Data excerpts
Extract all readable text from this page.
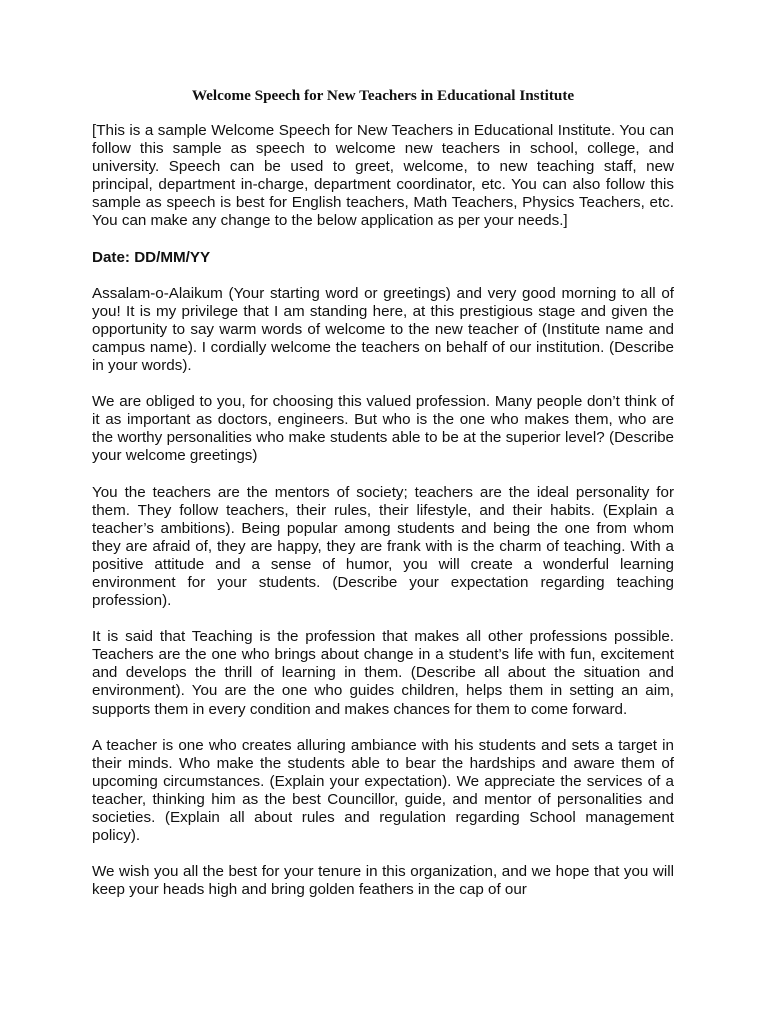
Welcome Speech for New Teachers in Educational Institute

[This is a sample Welcome Speech for New Teachers in Educational Institute. You can follow this sample as speech to welcome new teachers in school, college, and university. Speech can be used to greet, welcome, to new teaching staff, new principal, department in-charge, department coordinator, etc. You can also follow this sample as speech is best for English teachers, Math Teachers, Physics Teachers, etc. You can make any change to the below application as per your needs.]

Date: DD/MM/YY

Assalam-o-Alaikum (Your starting word or greetings) and very good morning to all of you! It is my privilege that I am standing here, at this prestigious stage and given the opportunity to say warm words of welcome to the new teacher of (Institute name and campus name). I cordially welcome the teachers on behalf of our institution. (Describe in your words).

We are obliged to you, for choosing this valued profession. Many people don’t think of it as important as doctors, engineers. But who is the one who makes them, who are the worthy personalities who make students able to be at the superior level? (Describe your welcome greetings)

You the teachers are the mentors of society; teachers are the ideal personality for them. They follow teachers, their rules, their lifestyle, and their habits. (Explain a teacher’s ambitions). Being popular among students and being the one from whom they are afraid of, they are happy, they are frank with is the charm of teaching. With a positive attitude and a sense of humor, you will create a wonderful learning environment for your students. (Describe your expectation regarding teaching profession).

It is said that Teaching is the profession that makes all other professions possible. Teachers are the one who brings about change in a student’s life with fun, excitement and develops the thrill of learning in them. (Describe all about the situation and environment). You are the one who guides children, helps them in setting an aim, supports them in every condition and makes chances for them to come forward.

A teacher is one who creates alluring ambiance with his students and sets a target in their minds. Who make the students able to bear the hardships and aware them of upcoming circumstances. (Explain your expectation). We appreciate the services of a teacher, thinking him as the best Councillor, guide, and mentor of personalities and societies. (Explain all about rules and regulation regarding School management policy).

We wish you all the best for your tenure in this organization, and we hope that you will keep your heads high and bring golden feathers in the cap of our
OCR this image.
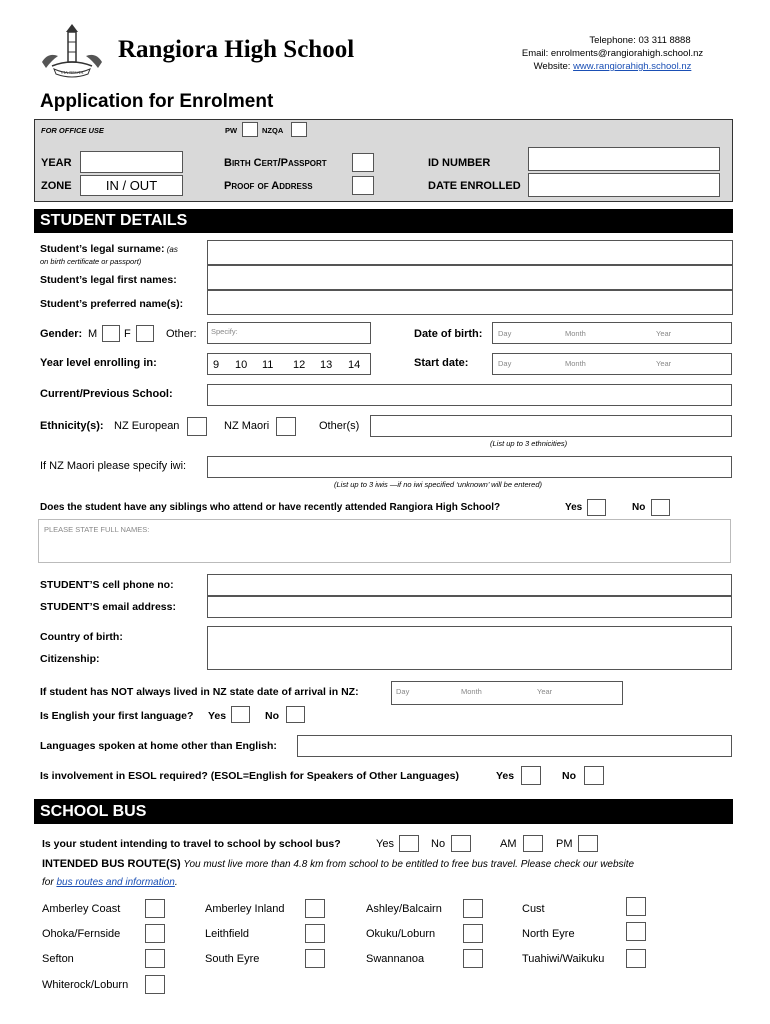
VIA RECTA
Rangiora High School	Telephone: 03 311 8888
Email: enrolments@rangiorahigh.school.nz
Website: www.rangiorahigh.school.nz
Application for Enrolment
FOR OFFICE USE	PW	NZQA
YEAR
ZONE	IN / OUT
Birth Cert/Passport
Proof of Address
ID NUMBER
DATE ENROLLED
STUDENT DETAILS
Student’s legal surname: (as
on birth certificate or passport)
Student’s legal first names:
Student’s preferred name(s):
Gender: M F	Other: Specify:	Date of birth: Day	Month	Year
Year level enrolling in:	9 10 11 12 13 14	Start date:	Day	Month	Year
Current/Previous School:
Ethnicity(s): NZ European	NZ Maori	Other(s)
(List up to 3 ethnicities)
If NZ Maori please specify iwi:
(List up to 3 iwis —if no iwi specified ‘unknown’ will be entered)
Does the student have any siblings who attend or have recently attended Rangiora High School?	Yes	No
PLEASE STATE FULL NAMES:
STUDENT’S cell phone no:
STUDENT’S email address:
Country of birth:
Citizenship:
If student has NOT always lived in NZ state date of arrival in NZ:	Day	Month	Year
Is English your first language? Yes	No
Languages spoken at home other than English:
Is involvement in ESOL required? (ESOL=English for Speakers of Other Languages)	Yes	No
SCHOOL BUS
Is your student intending to travel to school by school bus?	Yes	No	AM	PM
INTENDED BUS ROUTE(S) You must live more than 4.8 km from school to be entitled to free bus travel. Please check our website
for bus routes and information.
Amberley Coast	Amberley Inland	Ashley/Balcairn	Cust
Ohoka/Fernside	Leithfield	Okuku/Loburn	North Eyre
Sefton	South Eyre	Swannanoa	Tuahiwi/Waikuku
Whiterock/Loburn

**EXERCISE DETAILS**: All entries are to be retyped exactly. Omit any embedded images.

**EXERCISE RESULT**:
Extract all readable text from this page.
Welcome Speech for New Teachers in Educational Institute

[This is a sample Welcome Speech for New Teachers in Educational Institute. You can follow this sample as speech to welcome new teachers in school, college, and university. Speech can be used to greet, welcome, to new teaching staff, new principal, department in-charge, department coordinator, etc. You can also follow this sample as speech is best for English teachers, Math Teachers, Physics Teachers, etc. You can make any change to the below application as per your needs.]

Date: DD/MM/YY

Assalam-o-Alaikum (Your starting word or greetings) and very good morning to all of you! It is my privilege that I am standing here, at this prestigious stage and given the opportunity to say warm words of welcome to the new teacher of (Institute name and campus name). I cordially welcome the teachers on behalf of our institution. (Describe in your words).

We are obliged to you, for choosing this valued profession. Many people don’t think of it as important as doctors, engineers. But who is the one who makes them, who are the worthy personalities who make students able to be at the superior level? (Describe your welcome greetings)

You the teachers are the mentors of society; teachers are the ideal personality for them. They follow teachers, their rules, their lifestyle, and their habits. (Explain a teacher’s ambitions). Being popular among students and being the one from whom they are afraid of, they are happy, they are frank with is the charm of teaching. With a positive attitude and a sense of humor, you will create a wonderful learning environment for your students. (Describe your expectation regarding teaching profession).

It is said that Teaching is the profession that makes all other professions possible. Teachers are the one who brings about change in a student’s life with fun, excitement and develops the thrill of learning in them. (Describe all about the situation and environment). You are the one who guides children, helps them in setting an aim, supports them in every condition and makes chances for them to come forward.

A teacher is one who creates alluring ambiance with his students and sets a target in their minds. Who make the students able to bear the hardships and aware them of upcoming circumstances. (Explain your expectation). We appreciate the services of a teacher, thinking him as the best Councillor, guide, and mentor of personalities and societies. (Explain all about rules and regulation regarding School management policy).

We wish you all the best for your tenure in this organization, and we hope that you will keep your heads high and bring golden feathers in the cap of our
OCR this image.
VIA RECTA
Rangiora High School	Telephone: 03 311 8888
Email: enrolments@rangiorahigh.school.nz
Website: www.rangiorahigh.school.nz
Application for Enrolment
FOR OFFICE USE	PW	NZQA
YEAR
ZONE	IN / OUT
Birth Cert/Passport
Proof of Address
ID NUMBER
DATE ENROLLED
STUDENT DETAILS
Student’s legal surname: (as
on birth certificate or passport)
Student’s legal first names:
Student’s preferred name(s):
Gender: M F	Other: Specify:	Date of birth: Day	Month	Year
Year level enrolling in:	9 10 11 12 13 14	Start date:	Day	Month	Year
Current/Previous School:
Ethnicity(s): NZ European	NZ Maori	Other(s)
(List up to 3 ethnicities)
If NZ Maori please specify iwi:
(List up to 3 iwis —if no iwi specified ‘unknown’ will be entered)
Does the student have any siblings who attend or have recently attended Rangiora High School?	Yes	No
PLEASE STATE FULL NAMES:
STUDENT’S cell phone no:
STUDENT’S email address:
Country of birth:
Citizenship:
If student has NOT always lived in NZ state date of arrival in NZ:	Day	Month	Year
Is English your first language? Yes	No
Languages spoken at home other than English:
Is involvement in ESOL required? (ESOL=English for Speakers of Other Languages)	Yes	No
SCHOOL BUS
Is your student intending to travel to school by school bus?	Yes	No	AM	PM
INTENDED BUS ROUTE(S) You must live more than 4.8 km from school to be entitled to free bus travel. Please check our website
for bus routes and information.
Amberley Coast	Amberley Inland	Ashley/Balcairn	Cust
Ohoka/Fernside	Leithfield	Okuku/Loburn	North Eyre
Sefton	South Eyre	Swannanoa	Tuahiwi/Waikuku
Whiterock/Loburn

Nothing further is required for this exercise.